> [EXERCISE BRIEF]: Review the material line by line. Identify and copy every line that contains the string "JSON".

> [LISTING]:
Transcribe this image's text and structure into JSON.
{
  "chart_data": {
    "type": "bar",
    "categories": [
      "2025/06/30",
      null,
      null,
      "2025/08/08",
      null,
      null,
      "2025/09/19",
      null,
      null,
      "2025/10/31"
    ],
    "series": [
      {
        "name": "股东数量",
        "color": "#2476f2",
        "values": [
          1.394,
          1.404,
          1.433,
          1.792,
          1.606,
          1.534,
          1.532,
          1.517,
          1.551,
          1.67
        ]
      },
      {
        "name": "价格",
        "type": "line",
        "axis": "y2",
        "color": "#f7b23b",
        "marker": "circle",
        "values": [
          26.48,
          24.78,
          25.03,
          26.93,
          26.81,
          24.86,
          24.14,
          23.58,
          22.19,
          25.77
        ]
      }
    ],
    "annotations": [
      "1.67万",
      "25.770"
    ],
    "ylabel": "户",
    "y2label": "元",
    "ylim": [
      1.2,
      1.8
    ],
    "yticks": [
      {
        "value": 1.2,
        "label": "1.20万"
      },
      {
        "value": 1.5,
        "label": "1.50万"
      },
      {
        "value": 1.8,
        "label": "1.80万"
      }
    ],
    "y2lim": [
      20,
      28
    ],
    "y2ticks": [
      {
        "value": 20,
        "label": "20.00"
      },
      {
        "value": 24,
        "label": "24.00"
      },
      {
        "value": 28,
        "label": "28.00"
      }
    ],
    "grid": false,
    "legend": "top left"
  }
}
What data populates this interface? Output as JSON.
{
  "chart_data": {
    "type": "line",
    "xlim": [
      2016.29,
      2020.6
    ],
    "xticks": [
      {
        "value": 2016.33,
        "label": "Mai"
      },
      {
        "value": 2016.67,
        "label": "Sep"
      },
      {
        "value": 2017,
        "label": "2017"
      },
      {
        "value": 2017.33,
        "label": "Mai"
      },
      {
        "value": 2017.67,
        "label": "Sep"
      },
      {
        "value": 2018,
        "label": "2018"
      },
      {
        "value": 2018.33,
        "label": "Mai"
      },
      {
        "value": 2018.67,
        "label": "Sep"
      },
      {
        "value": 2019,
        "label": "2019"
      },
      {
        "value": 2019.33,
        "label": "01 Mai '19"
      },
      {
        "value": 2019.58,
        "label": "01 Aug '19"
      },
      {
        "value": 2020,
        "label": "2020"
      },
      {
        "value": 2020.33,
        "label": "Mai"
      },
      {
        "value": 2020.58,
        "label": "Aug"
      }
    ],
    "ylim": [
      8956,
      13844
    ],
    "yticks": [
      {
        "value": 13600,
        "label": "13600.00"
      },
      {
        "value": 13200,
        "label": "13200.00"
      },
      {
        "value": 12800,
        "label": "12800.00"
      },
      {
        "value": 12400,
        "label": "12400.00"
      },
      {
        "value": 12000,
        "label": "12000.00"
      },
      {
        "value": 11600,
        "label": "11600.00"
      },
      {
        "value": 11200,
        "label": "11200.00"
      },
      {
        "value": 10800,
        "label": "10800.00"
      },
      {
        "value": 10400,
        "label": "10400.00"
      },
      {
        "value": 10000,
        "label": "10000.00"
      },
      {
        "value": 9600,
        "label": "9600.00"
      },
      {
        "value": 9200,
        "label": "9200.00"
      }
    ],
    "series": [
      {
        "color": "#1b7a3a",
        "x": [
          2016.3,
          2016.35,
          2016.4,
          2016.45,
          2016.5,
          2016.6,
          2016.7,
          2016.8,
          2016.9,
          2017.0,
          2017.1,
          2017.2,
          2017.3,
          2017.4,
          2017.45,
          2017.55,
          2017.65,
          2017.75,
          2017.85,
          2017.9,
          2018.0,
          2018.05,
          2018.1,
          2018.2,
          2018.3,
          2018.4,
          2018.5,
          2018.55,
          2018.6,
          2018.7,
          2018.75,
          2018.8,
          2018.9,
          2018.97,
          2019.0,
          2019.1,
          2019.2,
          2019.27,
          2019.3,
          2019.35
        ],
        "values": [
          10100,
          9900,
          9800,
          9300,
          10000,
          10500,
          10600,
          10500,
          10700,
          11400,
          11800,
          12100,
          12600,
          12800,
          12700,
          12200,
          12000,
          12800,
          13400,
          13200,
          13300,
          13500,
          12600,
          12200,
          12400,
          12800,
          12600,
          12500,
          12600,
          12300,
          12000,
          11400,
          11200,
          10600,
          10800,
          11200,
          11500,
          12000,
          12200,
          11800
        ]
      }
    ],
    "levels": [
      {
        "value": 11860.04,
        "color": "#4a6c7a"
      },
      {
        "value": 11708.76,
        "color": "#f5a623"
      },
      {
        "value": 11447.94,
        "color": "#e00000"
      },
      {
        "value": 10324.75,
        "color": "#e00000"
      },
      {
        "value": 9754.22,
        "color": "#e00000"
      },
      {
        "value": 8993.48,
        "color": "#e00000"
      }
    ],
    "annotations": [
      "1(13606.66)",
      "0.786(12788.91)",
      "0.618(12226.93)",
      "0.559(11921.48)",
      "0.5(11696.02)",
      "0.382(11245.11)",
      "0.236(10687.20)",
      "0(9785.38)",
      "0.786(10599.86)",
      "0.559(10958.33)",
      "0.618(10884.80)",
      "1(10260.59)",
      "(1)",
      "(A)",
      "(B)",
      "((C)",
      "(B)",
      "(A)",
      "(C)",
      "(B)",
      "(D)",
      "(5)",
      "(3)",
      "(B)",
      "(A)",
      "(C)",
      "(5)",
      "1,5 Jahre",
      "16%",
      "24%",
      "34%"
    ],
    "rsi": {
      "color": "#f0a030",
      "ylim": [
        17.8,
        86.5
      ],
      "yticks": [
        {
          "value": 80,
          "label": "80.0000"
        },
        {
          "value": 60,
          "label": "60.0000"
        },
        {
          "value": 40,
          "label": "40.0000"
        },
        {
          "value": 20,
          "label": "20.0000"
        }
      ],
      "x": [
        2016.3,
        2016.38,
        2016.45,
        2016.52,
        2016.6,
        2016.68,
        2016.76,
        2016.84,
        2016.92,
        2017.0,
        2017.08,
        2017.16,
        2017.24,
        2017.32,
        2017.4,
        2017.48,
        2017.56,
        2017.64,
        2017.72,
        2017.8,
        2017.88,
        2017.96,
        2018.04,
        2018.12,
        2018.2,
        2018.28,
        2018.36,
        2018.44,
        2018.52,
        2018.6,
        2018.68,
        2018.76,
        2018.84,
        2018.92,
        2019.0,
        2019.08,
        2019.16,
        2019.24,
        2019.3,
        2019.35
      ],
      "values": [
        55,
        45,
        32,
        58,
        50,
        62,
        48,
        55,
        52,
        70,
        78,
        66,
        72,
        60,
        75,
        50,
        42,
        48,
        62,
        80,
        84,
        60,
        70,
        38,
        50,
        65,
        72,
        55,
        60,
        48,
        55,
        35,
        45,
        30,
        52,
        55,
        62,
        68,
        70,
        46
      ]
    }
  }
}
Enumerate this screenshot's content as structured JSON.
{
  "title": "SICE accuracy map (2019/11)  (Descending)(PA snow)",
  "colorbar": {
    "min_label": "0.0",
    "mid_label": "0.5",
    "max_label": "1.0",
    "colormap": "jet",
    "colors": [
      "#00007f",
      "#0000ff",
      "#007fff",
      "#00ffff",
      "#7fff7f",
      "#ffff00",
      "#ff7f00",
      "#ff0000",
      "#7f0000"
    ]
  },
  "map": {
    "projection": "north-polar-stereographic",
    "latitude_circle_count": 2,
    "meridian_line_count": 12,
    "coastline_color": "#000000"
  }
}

> [TASK SOLUTION]:
Transcribe this image's text and structure into JSON.
What data populates this interface? Output as JSON.
Enumerate this screenshot's content as structured JSON.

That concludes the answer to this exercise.